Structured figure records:
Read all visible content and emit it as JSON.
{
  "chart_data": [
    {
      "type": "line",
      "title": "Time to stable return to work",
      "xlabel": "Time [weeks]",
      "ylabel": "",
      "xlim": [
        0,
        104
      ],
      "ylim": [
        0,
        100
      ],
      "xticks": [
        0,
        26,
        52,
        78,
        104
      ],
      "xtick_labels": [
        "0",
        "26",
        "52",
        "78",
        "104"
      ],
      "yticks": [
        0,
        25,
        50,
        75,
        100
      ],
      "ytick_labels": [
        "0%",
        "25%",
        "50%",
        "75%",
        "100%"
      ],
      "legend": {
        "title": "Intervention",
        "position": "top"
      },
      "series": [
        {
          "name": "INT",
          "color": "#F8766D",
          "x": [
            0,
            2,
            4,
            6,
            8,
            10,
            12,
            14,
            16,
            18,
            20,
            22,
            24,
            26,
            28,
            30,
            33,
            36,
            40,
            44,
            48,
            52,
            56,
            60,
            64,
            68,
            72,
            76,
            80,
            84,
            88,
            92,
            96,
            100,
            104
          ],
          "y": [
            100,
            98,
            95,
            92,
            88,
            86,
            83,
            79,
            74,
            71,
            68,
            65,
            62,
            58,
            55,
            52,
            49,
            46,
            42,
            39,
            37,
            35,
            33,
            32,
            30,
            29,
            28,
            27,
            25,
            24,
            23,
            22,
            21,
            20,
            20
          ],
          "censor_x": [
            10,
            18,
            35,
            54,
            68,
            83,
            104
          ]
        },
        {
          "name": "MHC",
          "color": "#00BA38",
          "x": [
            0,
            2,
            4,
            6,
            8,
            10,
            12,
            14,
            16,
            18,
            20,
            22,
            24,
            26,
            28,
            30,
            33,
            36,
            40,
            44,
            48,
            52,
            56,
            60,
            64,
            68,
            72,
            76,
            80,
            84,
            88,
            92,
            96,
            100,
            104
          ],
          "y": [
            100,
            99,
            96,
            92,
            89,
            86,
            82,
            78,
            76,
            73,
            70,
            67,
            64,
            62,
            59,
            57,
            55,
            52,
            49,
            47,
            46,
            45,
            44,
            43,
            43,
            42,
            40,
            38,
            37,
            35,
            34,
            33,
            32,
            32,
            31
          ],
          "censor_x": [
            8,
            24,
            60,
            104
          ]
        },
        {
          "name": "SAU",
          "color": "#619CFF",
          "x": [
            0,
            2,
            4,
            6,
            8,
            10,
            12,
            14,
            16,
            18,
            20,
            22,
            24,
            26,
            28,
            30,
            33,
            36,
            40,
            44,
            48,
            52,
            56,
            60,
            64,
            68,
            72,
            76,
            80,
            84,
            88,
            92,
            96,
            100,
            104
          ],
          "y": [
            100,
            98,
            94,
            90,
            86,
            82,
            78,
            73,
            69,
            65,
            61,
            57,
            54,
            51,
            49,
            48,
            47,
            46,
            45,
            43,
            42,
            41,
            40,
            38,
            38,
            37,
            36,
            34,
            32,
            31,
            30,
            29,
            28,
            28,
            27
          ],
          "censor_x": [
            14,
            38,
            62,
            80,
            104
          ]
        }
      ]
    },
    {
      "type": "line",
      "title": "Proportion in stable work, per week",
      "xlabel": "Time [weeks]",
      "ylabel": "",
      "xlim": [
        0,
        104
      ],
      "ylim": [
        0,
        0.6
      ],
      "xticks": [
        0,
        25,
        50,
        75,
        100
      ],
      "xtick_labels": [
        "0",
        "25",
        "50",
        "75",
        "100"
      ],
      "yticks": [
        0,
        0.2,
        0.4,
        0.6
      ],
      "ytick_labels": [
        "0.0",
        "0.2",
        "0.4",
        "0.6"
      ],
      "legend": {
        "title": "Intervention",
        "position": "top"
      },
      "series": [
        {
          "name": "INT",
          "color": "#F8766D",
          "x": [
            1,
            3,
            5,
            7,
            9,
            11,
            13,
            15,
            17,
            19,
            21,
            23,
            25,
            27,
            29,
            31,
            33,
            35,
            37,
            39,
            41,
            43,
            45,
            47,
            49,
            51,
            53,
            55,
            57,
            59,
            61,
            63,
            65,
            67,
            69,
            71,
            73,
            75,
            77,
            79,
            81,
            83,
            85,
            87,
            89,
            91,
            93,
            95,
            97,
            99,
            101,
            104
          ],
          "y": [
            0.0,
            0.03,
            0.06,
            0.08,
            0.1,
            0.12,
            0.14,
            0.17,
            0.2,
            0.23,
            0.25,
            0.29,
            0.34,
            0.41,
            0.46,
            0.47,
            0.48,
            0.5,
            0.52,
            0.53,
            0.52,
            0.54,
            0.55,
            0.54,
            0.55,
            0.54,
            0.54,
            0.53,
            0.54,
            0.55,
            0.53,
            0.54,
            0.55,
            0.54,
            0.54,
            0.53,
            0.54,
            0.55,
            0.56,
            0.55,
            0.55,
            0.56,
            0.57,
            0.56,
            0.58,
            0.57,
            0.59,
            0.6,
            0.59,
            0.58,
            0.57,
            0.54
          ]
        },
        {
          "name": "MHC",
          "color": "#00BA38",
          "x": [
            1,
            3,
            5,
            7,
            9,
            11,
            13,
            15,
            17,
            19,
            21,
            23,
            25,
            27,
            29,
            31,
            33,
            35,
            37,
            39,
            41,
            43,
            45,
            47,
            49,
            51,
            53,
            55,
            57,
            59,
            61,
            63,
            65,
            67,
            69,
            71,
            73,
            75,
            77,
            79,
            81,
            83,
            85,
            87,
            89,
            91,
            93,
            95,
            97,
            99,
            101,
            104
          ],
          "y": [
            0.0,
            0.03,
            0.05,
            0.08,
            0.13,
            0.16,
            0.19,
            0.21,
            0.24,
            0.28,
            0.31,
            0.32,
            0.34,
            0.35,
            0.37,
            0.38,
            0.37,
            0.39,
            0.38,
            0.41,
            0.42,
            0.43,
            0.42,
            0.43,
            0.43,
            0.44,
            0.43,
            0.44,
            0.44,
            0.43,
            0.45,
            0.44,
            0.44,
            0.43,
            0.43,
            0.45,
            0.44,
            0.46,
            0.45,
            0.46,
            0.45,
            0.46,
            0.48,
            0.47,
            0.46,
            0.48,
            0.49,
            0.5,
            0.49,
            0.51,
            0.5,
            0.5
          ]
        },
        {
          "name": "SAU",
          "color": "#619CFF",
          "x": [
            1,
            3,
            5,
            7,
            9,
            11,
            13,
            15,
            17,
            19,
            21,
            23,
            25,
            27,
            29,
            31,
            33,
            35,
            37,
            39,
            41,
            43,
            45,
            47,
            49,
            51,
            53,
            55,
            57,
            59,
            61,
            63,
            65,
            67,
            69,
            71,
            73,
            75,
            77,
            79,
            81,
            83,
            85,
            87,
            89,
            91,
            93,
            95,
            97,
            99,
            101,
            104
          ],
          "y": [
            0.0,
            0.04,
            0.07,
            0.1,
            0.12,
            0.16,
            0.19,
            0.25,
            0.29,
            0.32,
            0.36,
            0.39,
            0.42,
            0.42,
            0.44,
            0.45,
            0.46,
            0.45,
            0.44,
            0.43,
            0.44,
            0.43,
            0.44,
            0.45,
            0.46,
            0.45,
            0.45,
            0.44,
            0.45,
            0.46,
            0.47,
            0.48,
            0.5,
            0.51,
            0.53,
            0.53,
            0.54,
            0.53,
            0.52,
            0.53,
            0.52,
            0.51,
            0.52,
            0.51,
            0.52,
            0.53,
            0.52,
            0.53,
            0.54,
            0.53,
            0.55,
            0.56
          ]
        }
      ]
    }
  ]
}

Goal:
From the records, copy every line that has the string "stable" in it.

Complete answer:
      "title": "Time to stable return to work",
      "title": "Proportion in stable work, per week",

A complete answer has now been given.